> _AIM A_
Copy the rows from their first line through the line containing "svg-text:VL1: VL1 [6,120,25,136]", both ends included, reproducing each line without change.

> _EXTRACT PROVIDED_
---+---
Multipliers
CPU Multipliers
I’ve been working on my own RISCV CPU to learn SpinalHDL and to get some hands on experience with formal verification.
While doing that, I started thinking about the 32x32 bit multiplier that’s part of some of today’s RISCV cores.
There are different ways to go about this:

No HW Multiplier
If you’re really area constraints, you simply don’t implement it at all, and you let the C compiler call a multiplier library function.

Iterative Multiplier
If you want things to be a little faster, you implement an iterative multiplier which iterates through all the bits of one of the operands and conditionally adds a shifted version of the other operand. The picorv32 CPU code for that is here. And here’s the equivalent VexRiscV code.
---+---
> _SUPPLIED DATA_

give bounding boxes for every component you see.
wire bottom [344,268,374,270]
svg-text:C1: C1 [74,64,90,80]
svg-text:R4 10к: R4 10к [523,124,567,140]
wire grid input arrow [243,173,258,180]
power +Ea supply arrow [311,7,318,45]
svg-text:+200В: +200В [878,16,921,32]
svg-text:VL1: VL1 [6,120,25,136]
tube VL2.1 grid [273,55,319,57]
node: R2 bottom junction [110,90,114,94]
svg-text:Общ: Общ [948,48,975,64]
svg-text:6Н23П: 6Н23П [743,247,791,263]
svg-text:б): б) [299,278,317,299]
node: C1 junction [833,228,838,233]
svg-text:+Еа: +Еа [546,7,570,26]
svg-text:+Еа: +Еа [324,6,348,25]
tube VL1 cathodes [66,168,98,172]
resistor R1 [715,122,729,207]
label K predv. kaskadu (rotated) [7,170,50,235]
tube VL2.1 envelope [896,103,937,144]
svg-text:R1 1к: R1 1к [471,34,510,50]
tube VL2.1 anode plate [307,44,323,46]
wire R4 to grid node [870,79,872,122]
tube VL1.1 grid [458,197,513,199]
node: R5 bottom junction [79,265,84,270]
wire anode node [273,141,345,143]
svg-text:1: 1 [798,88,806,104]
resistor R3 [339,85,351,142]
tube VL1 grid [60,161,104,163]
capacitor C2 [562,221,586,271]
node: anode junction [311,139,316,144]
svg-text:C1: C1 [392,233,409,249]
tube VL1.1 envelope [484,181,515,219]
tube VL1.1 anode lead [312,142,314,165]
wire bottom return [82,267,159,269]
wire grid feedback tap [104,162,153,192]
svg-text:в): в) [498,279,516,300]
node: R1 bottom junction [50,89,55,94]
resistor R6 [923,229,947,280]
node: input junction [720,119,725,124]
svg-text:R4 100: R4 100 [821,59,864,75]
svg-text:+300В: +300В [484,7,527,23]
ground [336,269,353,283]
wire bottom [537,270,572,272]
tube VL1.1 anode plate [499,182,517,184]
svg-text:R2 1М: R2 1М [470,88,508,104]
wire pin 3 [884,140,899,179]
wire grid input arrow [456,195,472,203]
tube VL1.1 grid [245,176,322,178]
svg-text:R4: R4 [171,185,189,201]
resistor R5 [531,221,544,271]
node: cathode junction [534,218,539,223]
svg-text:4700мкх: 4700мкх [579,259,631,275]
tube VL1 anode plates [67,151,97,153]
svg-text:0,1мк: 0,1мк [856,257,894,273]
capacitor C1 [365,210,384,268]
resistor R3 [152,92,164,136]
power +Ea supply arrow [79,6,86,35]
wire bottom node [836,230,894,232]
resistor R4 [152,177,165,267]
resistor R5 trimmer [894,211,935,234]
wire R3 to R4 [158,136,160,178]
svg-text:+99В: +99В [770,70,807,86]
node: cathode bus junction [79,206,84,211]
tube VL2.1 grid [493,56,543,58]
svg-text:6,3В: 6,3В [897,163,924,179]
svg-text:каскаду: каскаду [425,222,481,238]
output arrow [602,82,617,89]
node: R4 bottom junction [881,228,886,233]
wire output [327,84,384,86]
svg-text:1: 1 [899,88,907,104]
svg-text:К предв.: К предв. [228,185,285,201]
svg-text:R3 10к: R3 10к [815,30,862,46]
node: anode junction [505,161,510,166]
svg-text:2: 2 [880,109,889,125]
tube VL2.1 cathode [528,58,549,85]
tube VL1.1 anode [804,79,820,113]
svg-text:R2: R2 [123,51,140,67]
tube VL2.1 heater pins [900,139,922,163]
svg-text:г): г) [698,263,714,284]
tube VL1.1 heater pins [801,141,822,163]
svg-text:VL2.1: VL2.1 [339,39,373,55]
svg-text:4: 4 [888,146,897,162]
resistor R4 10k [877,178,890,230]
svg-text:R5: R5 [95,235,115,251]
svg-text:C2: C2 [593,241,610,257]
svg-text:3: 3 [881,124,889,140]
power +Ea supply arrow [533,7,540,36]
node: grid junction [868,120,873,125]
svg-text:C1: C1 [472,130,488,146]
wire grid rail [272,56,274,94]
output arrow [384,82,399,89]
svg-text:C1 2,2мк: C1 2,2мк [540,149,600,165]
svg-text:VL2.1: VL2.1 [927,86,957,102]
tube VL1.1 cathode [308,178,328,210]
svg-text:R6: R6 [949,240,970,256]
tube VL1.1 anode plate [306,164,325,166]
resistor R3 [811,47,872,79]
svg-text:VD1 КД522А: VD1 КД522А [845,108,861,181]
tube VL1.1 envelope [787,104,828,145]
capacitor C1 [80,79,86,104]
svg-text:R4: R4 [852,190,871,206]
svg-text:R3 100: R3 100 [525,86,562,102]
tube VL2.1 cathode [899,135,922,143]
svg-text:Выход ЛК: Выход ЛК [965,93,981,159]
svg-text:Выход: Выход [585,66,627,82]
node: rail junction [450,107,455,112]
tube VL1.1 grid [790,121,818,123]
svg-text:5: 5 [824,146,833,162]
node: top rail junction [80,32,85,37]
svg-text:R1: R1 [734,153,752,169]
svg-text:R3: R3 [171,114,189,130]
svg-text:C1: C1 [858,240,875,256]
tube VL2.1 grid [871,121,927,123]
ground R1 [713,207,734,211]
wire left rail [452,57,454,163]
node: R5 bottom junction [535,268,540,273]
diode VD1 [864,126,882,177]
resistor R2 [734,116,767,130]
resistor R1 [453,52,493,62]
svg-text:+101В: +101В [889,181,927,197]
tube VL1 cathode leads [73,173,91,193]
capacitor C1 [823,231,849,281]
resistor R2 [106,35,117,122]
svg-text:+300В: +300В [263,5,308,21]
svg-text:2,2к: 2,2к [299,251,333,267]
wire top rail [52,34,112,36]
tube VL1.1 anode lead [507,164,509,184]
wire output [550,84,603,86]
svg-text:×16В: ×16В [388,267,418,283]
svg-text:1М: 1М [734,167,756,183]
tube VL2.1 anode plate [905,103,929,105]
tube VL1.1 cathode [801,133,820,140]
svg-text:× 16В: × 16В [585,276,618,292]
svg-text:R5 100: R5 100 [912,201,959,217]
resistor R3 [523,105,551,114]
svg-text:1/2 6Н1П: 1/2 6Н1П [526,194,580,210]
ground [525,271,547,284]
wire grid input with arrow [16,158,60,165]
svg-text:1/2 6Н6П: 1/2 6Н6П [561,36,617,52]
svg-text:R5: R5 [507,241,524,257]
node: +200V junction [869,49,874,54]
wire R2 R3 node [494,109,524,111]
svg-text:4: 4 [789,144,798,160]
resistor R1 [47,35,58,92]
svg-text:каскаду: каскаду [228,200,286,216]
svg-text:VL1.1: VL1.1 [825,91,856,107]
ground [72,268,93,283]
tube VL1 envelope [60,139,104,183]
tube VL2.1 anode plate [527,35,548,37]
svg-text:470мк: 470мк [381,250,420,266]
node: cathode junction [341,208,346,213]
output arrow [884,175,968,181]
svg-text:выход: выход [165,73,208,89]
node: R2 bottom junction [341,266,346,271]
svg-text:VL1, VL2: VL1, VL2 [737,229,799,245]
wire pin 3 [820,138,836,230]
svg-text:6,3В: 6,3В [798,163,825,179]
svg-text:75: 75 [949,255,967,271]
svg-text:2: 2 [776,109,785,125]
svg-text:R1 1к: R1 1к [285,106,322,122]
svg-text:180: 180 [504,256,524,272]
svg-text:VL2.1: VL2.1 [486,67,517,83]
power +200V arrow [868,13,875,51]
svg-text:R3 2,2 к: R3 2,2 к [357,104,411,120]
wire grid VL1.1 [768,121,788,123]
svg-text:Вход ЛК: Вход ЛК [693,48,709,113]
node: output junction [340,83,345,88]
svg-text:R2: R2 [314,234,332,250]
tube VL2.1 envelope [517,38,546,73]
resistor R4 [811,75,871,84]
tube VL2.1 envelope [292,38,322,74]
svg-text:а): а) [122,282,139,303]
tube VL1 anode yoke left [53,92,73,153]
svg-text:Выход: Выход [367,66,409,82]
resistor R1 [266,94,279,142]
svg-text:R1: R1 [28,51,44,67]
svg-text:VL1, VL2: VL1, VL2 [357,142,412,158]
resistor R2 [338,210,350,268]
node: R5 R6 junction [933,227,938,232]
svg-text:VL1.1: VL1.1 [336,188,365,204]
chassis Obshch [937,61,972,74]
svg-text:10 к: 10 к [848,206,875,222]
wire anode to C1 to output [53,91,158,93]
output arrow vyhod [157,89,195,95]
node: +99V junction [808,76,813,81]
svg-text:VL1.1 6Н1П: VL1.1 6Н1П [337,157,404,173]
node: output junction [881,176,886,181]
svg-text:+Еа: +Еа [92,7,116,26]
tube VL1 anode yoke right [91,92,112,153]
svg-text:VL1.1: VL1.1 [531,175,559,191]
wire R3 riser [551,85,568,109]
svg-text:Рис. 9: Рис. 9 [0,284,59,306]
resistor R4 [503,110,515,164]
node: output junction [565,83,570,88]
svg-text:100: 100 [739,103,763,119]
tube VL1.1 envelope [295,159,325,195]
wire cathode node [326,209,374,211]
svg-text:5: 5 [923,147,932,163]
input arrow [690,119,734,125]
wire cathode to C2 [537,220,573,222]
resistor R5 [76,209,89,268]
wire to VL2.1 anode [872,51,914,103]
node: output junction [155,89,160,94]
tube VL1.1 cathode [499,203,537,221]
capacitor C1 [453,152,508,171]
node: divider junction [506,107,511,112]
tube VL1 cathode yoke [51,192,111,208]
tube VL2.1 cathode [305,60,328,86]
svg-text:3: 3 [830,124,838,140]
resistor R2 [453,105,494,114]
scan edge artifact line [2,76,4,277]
---+---
> _AIM B_
According to the text on CPU multipliers, what happens when no hardware multiplier is implemented?

> _TASK RESULT A_
give bounding boxes for every component you see.
wire bottom [344,268,374,270]
svg-text:C1: C1 [74,64,90,80]
svg-text:R4 10к: R4 10к [523,124,567,140]
wire grid input arrow [243,173,258,180]
power +Ea supply arrow [311,7,318,45]
svg-text:+200В: +200В [878,16,921,32]
svg-text:VL1: VL1 [6,120,25,136]

> _TASK RESULT B_
The C compiler calls a multiplier library function.